Reply with one number: how many lines contain the word "JSON".

» **MATERIAL SHOWN**:
+-------+

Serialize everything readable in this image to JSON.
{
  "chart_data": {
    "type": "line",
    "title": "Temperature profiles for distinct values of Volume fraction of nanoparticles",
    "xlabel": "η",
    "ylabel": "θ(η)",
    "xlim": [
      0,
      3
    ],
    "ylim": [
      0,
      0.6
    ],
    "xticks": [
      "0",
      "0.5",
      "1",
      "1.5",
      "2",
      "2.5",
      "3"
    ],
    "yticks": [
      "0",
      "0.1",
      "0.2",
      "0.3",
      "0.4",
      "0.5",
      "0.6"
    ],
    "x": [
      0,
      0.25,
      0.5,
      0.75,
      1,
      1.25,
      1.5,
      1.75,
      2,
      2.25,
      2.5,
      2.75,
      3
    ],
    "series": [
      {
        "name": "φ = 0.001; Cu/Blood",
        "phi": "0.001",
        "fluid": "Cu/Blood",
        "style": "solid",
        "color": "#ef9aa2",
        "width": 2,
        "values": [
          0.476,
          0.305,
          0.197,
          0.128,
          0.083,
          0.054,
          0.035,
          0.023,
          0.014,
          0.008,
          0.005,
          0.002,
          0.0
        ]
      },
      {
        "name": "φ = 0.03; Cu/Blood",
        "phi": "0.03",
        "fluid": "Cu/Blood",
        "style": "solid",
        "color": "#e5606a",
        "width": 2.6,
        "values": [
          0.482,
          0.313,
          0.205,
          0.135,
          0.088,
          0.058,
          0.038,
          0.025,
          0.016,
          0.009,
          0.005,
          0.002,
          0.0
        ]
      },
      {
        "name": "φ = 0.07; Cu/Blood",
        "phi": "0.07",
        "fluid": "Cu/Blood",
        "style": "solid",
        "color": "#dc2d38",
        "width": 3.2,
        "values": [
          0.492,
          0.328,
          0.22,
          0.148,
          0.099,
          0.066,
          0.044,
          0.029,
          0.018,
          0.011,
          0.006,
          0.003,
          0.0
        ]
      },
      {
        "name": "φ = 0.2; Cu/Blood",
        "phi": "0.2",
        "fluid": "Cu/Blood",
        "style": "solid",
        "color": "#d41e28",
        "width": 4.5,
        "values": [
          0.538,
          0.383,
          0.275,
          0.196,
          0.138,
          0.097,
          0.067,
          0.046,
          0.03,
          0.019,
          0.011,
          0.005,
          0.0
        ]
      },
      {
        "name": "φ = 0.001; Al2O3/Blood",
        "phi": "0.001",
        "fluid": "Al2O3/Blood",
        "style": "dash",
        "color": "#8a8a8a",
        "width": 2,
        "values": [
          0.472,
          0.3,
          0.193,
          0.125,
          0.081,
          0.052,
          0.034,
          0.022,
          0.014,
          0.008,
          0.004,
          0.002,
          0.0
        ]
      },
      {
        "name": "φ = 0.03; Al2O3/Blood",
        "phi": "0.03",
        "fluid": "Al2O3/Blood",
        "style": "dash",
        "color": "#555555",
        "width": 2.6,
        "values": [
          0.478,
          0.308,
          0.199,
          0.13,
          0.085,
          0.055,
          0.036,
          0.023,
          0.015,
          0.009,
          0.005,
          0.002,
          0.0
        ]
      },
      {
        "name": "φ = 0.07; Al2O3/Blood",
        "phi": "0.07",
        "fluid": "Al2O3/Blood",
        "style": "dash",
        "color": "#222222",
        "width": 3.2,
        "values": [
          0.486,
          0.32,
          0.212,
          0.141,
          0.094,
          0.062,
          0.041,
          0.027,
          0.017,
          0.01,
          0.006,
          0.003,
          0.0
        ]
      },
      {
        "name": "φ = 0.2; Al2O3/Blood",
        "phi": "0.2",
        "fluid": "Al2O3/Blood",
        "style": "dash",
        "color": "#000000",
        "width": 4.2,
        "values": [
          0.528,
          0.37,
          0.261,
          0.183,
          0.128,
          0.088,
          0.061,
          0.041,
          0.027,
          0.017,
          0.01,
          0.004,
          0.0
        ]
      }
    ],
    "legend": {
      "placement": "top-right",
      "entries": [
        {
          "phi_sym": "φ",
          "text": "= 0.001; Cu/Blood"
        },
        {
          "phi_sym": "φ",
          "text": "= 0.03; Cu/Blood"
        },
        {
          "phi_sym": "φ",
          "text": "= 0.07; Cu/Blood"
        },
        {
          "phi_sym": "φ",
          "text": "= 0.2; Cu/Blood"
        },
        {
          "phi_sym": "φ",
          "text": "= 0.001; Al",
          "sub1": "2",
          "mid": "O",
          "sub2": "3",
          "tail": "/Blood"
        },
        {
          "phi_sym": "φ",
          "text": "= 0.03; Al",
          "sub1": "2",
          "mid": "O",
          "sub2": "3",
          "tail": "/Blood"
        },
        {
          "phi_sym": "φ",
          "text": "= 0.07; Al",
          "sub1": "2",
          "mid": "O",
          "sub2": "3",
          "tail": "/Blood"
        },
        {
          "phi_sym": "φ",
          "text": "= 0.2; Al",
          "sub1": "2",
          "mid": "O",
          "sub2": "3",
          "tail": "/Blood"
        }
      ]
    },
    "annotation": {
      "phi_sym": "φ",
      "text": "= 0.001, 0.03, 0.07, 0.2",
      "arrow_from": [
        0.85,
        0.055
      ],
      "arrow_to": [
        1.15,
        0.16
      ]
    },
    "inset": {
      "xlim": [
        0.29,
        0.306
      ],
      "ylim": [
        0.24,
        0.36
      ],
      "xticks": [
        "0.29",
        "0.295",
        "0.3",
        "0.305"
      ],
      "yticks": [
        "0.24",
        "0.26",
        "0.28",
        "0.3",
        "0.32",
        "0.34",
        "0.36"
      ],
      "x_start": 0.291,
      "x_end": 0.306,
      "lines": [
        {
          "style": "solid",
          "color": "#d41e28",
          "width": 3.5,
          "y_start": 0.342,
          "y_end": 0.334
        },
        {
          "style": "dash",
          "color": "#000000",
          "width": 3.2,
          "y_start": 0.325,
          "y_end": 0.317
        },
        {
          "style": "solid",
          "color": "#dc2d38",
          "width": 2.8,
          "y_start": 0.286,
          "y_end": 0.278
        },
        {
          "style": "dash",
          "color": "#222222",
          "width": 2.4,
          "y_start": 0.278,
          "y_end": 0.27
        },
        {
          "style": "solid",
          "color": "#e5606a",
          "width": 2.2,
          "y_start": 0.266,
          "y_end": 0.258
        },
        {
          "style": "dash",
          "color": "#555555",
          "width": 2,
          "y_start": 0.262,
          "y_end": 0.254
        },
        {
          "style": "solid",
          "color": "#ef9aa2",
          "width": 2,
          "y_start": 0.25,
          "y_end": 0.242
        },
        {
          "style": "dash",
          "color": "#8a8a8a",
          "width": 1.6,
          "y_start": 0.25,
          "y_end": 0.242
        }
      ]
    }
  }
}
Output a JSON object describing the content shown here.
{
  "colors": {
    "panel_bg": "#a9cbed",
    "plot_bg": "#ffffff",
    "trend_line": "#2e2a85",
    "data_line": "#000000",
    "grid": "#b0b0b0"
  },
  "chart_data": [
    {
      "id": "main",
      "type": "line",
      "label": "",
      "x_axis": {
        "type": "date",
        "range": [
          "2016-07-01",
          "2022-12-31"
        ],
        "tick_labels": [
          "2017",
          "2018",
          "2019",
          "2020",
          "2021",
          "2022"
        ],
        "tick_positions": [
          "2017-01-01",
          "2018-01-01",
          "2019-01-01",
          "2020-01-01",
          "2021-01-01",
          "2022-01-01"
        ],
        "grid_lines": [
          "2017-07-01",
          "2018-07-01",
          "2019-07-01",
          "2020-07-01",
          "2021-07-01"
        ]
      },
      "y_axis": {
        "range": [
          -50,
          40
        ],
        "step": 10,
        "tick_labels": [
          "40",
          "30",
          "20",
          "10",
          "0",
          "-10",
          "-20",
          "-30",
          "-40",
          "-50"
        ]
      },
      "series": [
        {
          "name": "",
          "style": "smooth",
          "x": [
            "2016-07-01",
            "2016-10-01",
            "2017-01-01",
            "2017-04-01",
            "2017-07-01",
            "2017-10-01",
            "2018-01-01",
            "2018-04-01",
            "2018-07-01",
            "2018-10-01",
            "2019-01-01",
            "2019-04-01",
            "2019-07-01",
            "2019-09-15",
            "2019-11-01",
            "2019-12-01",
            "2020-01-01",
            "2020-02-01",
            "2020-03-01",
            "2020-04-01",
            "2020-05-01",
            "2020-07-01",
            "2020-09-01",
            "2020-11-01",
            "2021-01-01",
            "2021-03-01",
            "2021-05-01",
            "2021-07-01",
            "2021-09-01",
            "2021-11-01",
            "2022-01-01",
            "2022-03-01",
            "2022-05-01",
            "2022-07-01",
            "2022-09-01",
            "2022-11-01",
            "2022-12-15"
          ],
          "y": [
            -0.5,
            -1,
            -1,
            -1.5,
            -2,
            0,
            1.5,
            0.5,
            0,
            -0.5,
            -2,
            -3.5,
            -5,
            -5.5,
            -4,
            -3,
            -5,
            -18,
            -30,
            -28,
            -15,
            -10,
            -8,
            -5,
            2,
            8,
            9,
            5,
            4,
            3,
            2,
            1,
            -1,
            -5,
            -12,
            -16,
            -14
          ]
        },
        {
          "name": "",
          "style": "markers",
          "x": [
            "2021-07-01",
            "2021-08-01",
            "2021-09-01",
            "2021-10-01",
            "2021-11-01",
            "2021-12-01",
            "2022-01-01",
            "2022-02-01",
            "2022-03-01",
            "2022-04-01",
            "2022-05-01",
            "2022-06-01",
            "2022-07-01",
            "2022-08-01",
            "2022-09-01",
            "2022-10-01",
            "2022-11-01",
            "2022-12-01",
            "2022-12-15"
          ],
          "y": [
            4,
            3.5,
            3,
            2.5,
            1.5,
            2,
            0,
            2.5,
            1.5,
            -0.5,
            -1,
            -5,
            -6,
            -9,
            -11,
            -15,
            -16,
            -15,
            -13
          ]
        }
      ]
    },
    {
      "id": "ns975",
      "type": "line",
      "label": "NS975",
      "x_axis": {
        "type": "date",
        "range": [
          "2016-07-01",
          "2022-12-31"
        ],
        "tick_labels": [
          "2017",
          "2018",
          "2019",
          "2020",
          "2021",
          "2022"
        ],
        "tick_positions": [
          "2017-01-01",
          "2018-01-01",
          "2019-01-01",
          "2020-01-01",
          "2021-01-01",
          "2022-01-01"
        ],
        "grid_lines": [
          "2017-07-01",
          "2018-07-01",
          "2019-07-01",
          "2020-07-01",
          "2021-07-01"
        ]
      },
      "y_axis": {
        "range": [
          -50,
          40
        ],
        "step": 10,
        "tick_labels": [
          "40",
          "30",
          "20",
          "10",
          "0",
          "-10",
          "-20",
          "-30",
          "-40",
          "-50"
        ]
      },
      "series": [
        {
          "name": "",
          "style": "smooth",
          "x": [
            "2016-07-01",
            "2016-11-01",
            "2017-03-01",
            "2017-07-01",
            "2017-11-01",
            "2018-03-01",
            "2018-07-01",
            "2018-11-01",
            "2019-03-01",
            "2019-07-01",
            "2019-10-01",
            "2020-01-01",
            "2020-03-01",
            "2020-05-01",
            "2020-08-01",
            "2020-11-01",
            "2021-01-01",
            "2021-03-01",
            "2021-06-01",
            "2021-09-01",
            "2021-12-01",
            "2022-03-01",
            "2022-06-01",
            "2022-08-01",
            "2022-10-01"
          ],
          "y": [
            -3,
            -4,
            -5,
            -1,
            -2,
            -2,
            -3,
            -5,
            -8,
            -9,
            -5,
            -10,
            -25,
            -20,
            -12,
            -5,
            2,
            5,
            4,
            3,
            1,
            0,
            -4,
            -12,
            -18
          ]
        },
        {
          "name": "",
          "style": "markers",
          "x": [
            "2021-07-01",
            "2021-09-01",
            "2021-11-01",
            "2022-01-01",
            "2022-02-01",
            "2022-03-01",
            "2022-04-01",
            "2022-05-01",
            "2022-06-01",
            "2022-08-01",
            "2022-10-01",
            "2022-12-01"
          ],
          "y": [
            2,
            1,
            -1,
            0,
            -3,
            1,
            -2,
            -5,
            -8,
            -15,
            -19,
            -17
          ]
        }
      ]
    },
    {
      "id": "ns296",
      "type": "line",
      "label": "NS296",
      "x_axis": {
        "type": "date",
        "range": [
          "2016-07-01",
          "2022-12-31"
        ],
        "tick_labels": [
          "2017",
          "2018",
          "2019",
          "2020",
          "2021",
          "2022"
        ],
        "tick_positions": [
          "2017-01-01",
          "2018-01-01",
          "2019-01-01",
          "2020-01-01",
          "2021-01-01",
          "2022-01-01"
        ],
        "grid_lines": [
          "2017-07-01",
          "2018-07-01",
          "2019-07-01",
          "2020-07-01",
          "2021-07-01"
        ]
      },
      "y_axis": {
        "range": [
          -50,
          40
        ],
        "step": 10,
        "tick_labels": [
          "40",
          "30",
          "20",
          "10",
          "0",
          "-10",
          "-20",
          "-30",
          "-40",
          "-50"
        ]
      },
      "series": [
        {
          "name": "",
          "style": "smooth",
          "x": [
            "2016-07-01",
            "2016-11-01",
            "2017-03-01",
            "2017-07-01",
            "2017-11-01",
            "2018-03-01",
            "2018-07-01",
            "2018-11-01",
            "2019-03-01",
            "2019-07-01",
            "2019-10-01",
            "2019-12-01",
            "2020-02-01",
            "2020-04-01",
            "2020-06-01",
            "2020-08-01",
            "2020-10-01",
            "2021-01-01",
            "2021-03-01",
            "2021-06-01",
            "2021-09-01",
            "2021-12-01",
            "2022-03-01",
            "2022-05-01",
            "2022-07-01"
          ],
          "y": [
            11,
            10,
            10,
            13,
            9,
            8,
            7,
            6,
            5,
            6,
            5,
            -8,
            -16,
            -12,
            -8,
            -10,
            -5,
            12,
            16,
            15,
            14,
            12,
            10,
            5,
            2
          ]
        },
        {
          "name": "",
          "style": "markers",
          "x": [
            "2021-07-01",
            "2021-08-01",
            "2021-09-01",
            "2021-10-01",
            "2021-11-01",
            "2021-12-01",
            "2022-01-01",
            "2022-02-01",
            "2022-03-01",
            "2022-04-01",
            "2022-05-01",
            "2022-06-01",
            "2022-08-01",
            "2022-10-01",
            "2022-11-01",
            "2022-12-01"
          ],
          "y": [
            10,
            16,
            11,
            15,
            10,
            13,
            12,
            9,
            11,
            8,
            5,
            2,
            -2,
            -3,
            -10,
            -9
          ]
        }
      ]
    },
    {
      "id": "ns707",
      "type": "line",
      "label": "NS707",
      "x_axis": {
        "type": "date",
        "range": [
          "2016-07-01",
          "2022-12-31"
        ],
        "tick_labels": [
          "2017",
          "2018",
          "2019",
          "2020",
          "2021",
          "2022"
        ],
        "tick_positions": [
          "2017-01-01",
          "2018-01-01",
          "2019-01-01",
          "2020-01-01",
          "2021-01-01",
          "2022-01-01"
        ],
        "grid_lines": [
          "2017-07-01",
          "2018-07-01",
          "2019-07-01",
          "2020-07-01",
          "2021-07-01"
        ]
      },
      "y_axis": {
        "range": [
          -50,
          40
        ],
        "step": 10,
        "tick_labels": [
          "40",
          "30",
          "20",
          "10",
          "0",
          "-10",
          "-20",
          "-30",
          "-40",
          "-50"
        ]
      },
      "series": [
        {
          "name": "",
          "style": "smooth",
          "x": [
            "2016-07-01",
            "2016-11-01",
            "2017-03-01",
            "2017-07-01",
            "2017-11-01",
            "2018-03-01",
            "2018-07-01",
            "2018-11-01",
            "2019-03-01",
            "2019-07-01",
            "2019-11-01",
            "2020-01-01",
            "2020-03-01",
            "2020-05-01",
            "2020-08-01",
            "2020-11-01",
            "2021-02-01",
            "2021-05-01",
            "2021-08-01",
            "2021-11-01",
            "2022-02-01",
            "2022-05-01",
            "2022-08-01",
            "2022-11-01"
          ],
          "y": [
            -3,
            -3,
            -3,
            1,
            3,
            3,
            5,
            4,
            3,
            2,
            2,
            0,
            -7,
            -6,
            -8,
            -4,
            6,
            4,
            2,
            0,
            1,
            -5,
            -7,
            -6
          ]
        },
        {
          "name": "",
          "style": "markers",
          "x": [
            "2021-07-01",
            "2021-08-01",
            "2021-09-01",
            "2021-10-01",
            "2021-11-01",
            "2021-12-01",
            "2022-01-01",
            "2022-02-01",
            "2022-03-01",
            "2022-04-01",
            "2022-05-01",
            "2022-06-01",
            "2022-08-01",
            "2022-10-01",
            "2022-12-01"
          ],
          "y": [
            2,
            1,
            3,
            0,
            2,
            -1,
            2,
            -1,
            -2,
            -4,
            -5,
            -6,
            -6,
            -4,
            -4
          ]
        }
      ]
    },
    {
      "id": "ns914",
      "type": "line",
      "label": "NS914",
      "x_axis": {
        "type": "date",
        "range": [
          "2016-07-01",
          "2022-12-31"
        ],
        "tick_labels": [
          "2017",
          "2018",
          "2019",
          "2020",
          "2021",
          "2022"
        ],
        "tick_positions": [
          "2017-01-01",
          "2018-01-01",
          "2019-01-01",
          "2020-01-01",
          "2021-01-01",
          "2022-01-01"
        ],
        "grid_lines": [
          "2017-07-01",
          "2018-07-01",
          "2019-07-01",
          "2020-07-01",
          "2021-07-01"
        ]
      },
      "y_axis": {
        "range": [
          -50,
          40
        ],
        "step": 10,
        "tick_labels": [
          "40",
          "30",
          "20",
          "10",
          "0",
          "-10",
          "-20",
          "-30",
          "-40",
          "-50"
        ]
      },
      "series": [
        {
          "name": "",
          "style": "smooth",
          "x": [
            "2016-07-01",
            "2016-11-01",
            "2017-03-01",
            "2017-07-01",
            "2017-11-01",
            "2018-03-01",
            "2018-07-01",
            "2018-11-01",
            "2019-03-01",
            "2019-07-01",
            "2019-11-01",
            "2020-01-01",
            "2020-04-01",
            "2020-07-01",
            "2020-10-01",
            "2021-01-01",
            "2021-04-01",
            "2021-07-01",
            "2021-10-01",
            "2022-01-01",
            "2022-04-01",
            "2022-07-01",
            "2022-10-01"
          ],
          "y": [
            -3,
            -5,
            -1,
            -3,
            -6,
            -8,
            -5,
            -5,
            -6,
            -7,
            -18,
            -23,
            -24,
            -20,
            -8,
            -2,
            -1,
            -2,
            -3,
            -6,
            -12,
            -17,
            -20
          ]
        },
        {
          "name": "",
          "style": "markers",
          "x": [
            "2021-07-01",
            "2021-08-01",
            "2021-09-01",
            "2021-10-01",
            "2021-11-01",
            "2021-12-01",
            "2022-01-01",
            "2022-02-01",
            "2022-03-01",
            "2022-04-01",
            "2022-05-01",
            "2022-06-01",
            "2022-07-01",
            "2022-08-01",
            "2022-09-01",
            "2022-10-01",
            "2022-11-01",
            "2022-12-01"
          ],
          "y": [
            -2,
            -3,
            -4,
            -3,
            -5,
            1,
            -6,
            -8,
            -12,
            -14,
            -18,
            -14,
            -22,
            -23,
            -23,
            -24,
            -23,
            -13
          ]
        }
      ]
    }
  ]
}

+-------+

» **FULL ANSWER**: 2